Data entries:
┌──

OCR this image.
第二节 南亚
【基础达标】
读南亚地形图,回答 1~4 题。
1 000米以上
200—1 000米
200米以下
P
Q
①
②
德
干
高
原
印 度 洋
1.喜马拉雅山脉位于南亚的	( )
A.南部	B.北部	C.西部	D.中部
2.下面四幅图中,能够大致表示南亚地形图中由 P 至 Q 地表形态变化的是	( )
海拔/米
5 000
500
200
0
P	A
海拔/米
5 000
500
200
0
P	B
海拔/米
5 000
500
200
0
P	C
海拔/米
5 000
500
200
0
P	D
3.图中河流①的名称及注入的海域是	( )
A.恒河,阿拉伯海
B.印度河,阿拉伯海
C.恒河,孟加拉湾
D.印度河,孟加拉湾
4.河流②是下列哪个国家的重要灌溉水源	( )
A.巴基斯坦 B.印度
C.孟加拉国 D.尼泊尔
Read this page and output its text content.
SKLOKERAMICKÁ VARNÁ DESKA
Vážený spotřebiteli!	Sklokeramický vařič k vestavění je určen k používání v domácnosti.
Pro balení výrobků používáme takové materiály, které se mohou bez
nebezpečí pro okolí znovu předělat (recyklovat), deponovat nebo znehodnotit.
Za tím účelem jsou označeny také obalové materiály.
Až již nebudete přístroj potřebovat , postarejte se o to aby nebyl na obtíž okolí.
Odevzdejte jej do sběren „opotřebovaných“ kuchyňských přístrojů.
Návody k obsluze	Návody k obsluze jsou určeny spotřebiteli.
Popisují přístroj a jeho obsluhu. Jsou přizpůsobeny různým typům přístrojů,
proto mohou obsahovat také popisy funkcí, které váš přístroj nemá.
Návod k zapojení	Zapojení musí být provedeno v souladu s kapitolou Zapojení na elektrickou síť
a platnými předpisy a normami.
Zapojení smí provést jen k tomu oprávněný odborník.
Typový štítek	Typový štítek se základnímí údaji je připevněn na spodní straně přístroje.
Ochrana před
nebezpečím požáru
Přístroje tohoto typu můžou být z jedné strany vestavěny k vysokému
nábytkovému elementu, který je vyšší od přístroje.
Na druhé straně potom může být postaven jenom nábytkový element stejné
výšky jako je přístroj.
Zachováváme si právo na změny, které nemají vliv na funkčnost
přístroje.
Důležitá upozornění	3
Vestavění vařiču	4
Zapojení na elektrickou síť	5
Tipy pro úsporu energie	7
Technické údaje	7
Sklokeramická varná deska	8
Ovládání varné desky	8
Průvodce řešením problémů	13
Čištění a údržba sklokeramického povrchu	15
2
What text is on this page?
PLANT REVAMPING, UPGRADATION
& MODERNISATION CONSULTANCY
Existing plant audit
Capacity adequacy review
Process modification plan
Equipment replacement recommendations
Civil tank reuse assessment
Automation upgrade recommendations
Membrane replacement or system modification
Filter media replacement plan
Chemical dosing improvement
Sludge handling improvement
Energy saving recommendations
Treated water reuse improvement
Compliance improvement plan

└──

TASK: Go back to the listing above and please repeat it exactly.

IN RESPONSE:
OCR this image.
第二节 南亚
【基础达标】
读南亚地形图,回答 1~4 题。
1 000米以上
200—1 000米
200米以下
P
Q
①
②
德
干
高
原
印 度 洋
1.喜马拉雅山脉位于南亚的	( )
A.南部	B.北部	C.西部	D.中部
2.下面四幅图中,能够大致表示南亚地形图中由 P 至 Q 地表形态变化的是	( )
海拔/米
5 000
500
200
0
P	A
海拔/米
5 000
500
200
0
P	B
海拔/米
5 000
500
200
0
P	C
海拔/米
5 000
500
200
0
P	D
3.图中河流①的名称及注入的海域是	( )
A.恒河,阿拉伯海
B.印度河,阿拉伯海
C.恒河,孟加拉湾
D.印度河,孟加拉湾
4.河流②是下列哪个国家的重要灌溉水源	( )
A.巴基斯坦 B.印度
C.孟加拉国 D.尼泊尔
Read this page and output its text content.
SKLOKERAMICKÁ VARNÁ DESKA
Vážený spotřebiteli!	Sklokeramický vařič k vestavění je určen k používání v domácnosti.
Pro balení výrobků používáme takové materiály, které se mohou bez
nebezpečí pro okolí znovu předělat (recyklovat), deponovat nebo znehodnotit.
Za tím účelem jsou označeny také obalové materiály.
Až již nebudete přístroj potřebovat , postarejte se o to aby nebyl na obtíž okolí.
Odevzdejte jej do sběren „opotřebovaných“ kuchyňských přístrojů.
Návody k obsluze	Návody k obsluze jsou určeny spotřebiteli.
Popisují přístroj a jeho obsluhu. Jsou přizpůsobeny různým typům přístrojů,
proto mohou obsahovat také popisy funkcí, které váš přístroj nemá.
Návod k zapojení	Zapojení musí být provedeno v souladu s kapitolou Zapojení na elektrickou síť
a platnými předpisy a normami.
Zapojení smí provést jen k tomu oprávněný odborník.
Typový štítek	Typový štítek se základnímí údaji je připevněn na spodní straně přístroje.
Ochrana před
nebezpečím požáru
Přístroje tohoto typu můžou být z jedné strany vestavěny k vysokému
nábytkovému elementu, který je vyšší od přístroje.
Na druhé straně potom může být postaven jenom nábytkový element stejné
výšky jako je přístroj.
Zachováváme si právo na změny, které nemají vliv na funkčnost
přístroje.
Důležitá upozornění	3
Vestavění vařiču	4
Zapojení na elektrickou síť	5
Tipy pro úsporu energie	7
Technické údaje	7
Sklokeramická varná deska	8
Ovládání varné desky	8
Průvodce řešením problémů	13
Čištění a údržba sklokeramického povrchu	15
2
What text is on this page?
PLANT REVAMPING, UPGRADATION
& MODERNISATION CONSULTANCY
Existing plant audit
Capacity adequacy review
Process modification plan
Equipment replacement recommendations
Civil tank reuse assessment
Automation upgrade recommendations
Membrane replacement or system modification
Filter media replacement plan
Chemical dosing improvement
Sludge handling improvement
Energy saving recommendations
Treated water reuse improvement
Compliance improvement plan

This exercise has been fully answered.